___ PROVIDED DATA ___

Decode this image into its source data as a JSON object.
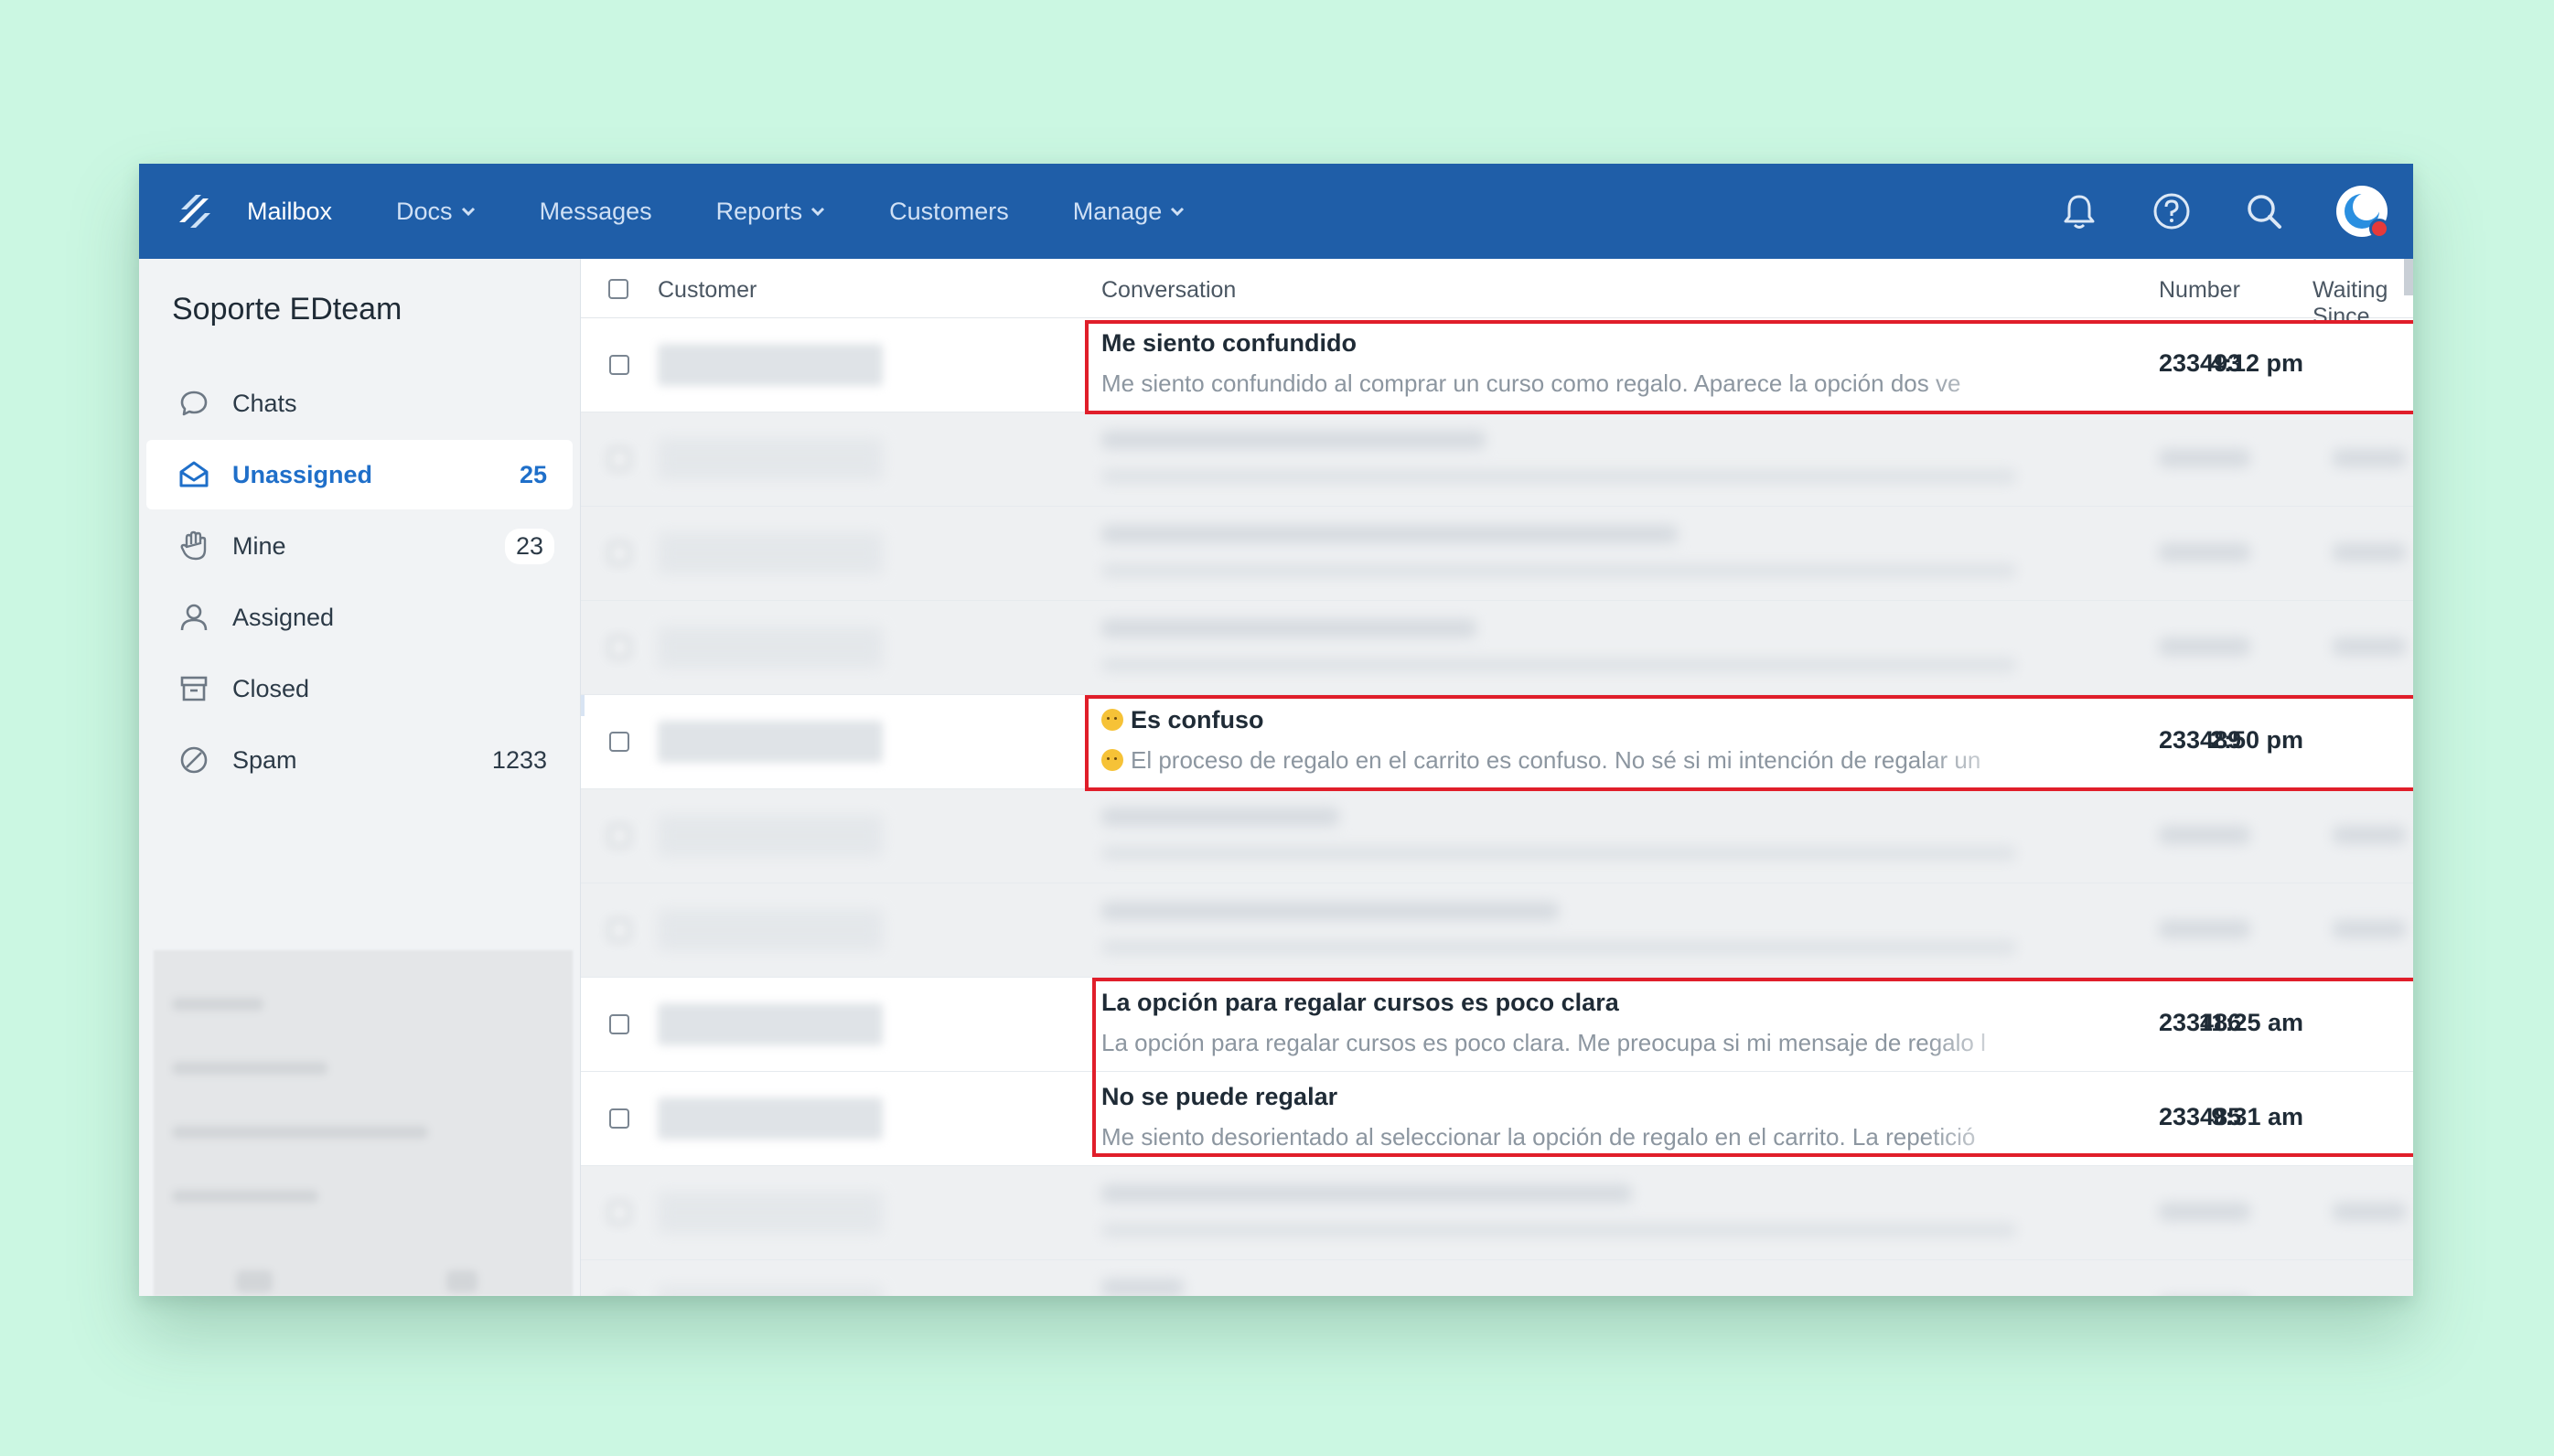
{
  "nav": {
    "items": [
      {
        "label": "Mailbox",
        "active": true,
        "dropdown": false
      },
      {
        "label": "Docs",
        "active": false,
        "dropdown": true
      },
      {
        "label": "Messages",
        "active": false,
        "dropdown": false
      },
      {
        "label": "Reports",
        "active": false,
        "dropdown": true
      },
      {
        "label": "Customers",
        "active": false,
        "dropdown": false
      },
      {
        "label": "Manage",
        "active": false,
        "dropdown": true
      }
    ],
    "icons": [
      "bell-icon",
      "help-icon",
      "search-icon",
      "avatar"
    ]
  },
  "sidebar": {
    "title": "Soporte EDteam",
    "items": [
      {
        "label": "Chats",
        "count": "",
        "icon": "chat-icon"
      },
      {
        "label": "Unassigned",
        "count": "25",
        "icon": "inbox-icon",
        "active": true
      },
      {
        "label": "Mine",
        "count": "23",
        "icon": "hand-icon"
      },
      {
        "label": "Assigned",
        "count": "",
        "icon": "user-icon"
      },
      {
        "label": "Closed",
        "count": "",
        "icon": "archive-icon"
      },
      {
        "label": "Spam",
        "count": "1233",
        "icon": "spam-icon"
      }
    ]
  },
  "table": {
    "headers": {
      "customer": "Customer",
      "conversation": "Conversation",
      "number": "Number",
      "waiting": "Waiting Since"
    },
    "rows": [
      {
        "subject": "Me siento confundido",
        "preview": "Me siento confundido al comprar un curso como regalo. Aparece la opción dos ve",
        "number": "233493",
        "time": "4:12 pm",
        "emoji": false,
        "visible": true
      },
      {
        "subject": "",
        "preview": "",
        "number": "",
        "time": "",
        "emoji": false,
        "visible": false
      },
      {
        "subject": "",
        "preview": "",
        "number": "",
        "time": "",
        "emoji": false,
        "visible": false
      },
      {
        "subject": "",
        "preview": "",
        "number": "",
        "time": "",
        "emoji": false,
        "visible": false
      },
      {
        "subject": "Es confuso",
        "preview": "El proceso de regalo en el carrito es confuso. No sé si mi intención de regalar un",
        "number": "233489",
        "time": "2:50 pm",
        "emoji": true,
        "visible": true
      },
      {
        "subject": "",
        "preview": "",
        "number": "",
        "time": "",
        "emoji": false,
        "visible": false
      },
      {
        "subject": "",
        "preview": "",
        "number": "",
        "time": "",
        "emoji": false,
        "visible": false
      },
      {
        "subject": "La opción para regalar cursos es poco clara",
        "preview": "La opción para regalar cursos es poco clara. Me preocupa si mi mensaje de regalo l",
        "number": "233486",
        "time": "11:25 am",
        "emoji": false,
        "visible": true
      },
      {
        "subject": "No se puede regalar",
        "preview": "Me siento desorientado al seleccionar la opción de regalo en el carrito. La repetició",
        "number": "233485",
        "time": "9:31 am",
        "emoji": false,
        "visible": true
      },
      {
        "subject": "",
        "preview": "",
        "number": "",
        "time": "",
        "emoji": false,
        "visible": false
      },
      {
        "subject": "",
        "preview": "",
        "number": "",
        "time": "",
        "emoji": false,
        "visible": false
      }
    ]
  },
  "colors": {
    "nav": "#1f5ea8",
    "accent": "#1f6fc9",
    "highlight": "#e01e2a",
    "background": "#cbf7e2"
  }
}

___

DIRECTIONS FOR THIS TASK => Restate each entry word for word, please, but drop any images it holds.

OUTPUT FOR THIS TASK =>
Decode this image into its source data as a JSON object.
{
  "nav": {
    "items": [
      {
        "label": "Mailbox",
        "active": true,
        "dropdown": false
      },
      {
        "label": "Docs",
        "active": false,
        "dropdown": true
      },
      {
        "label": "Messages",
        "active": false,
        "dropdown": false
      },
      {
        "label": "Reports",
        "active": false,
        "dropdown": true
      },
      {
        "label": "Customers",
        "active": false,
        "dropdown": false
      },
      {
        "label": "Manage",
        "active": false,
        "dropdown": true
      }
    ],
    "icons": [
      "bell-icon",
      "help-icon",
      "search-icon",
      "avatar"
    ]
  },
  "sidebar": {
    "title": "Soporte EDteam",
    "items": [
      {
        "label": "Chats",
        "count": "",
        "icon": "chat-icon"
      },
      {
        "label": "Unassigned",
        "count": "25",
        "icon": "inbox-icon",
        "active": true
      },
      {
        "label": "Mine",
        "count": "23",
        "icon": "hand-icon"
      },
      {
        "label": "Assigned",
        "count": "",
        "icon": "user-icon"
      },
      {
        "label": "Closed",
        "count": "",
        "icon": "archive-icon"
      },
      {
        "label": "Spam",
        "count": "1233",
        "icon": "spam-icon"
      }
    ]
  },
  "table": {
    "headers": {
      "customer": "Customer",
      "conversation": "Conversation",
      "number": "Number",
      "waiting": "Waiting Since"
    },
    "rows": [
      {
        "subject": "Me siento confundido",
        "preview": "Me siento confundido al comprar un curso como regalo. Aparece la opción dos ve",
        "number": "233493",
        "time": "4:12 pm",
        "emoji": false,
        "visible": true
      },
      {
        "subject": "",
        "preview": "",
        "number": "",
        "time": "",
        "emoji": false,
        "visible": false
      },
      {
        "subject": "",
        "preview": "",
        "number": "",
        "time": "",
        "emoji": false,
        "visible": false
      },
      {
        "subject": "",
        "preview": "",
        "number": "",
        "time": "",
        "emoji": false,
        "visible": false
      },
      {
        "subject": "Es confuso",
        "preview": "El proceso de regalo en el carrito es confuso. No sé si mi intención de regalar un",
        "number": "233489",
        "time": "2:50 pm",
        "emoji": true,
        "visible": true
      },
      {
        "subject": "",
        "preview": "",
        "number": "",
        "time": "",
        "emoji": false,
        "visible": false
      },
      {
        "subject": "",
        "preview": "",
        "number": "",
        "time": "",
        "emoji": false,
        "visible": false
      },
      {
        "subject": "La opción para regalar cursos es poco clara",
        "preview": "La opción para regalar cursos es poco clara. Me preocupa si mi mensaje de regalo l",
        "number": "233486",
        "time": "11:25 am",
        "emoji": false,
        "visible": true
      },
      {
        "subject": "No se puede regalar",
        "preview": "Me siento desorientado al seleccionar la opción de regalo en el carrito. La repetició",
        "number": "233485",
        "time": "9:31 am",
        "emoji": false,
        "visible": true
      },
      {
        "subject": "",
        "preview": "",
        "number": "",
        "time": "",
        "emoji": false,
        "visible": false
      },
      {
        "subject": "",
        "preview": "",
        "number": "",
        "time": "",
        "emoji": false,
        "visible": false
      }
    ]
  },
  "colors": {
    "nav": "#1f5ea8",
    "accent": "#1f6fc9",
    "highlight": "#e01e2a",
    "background": "#cbf7e2"
  }
}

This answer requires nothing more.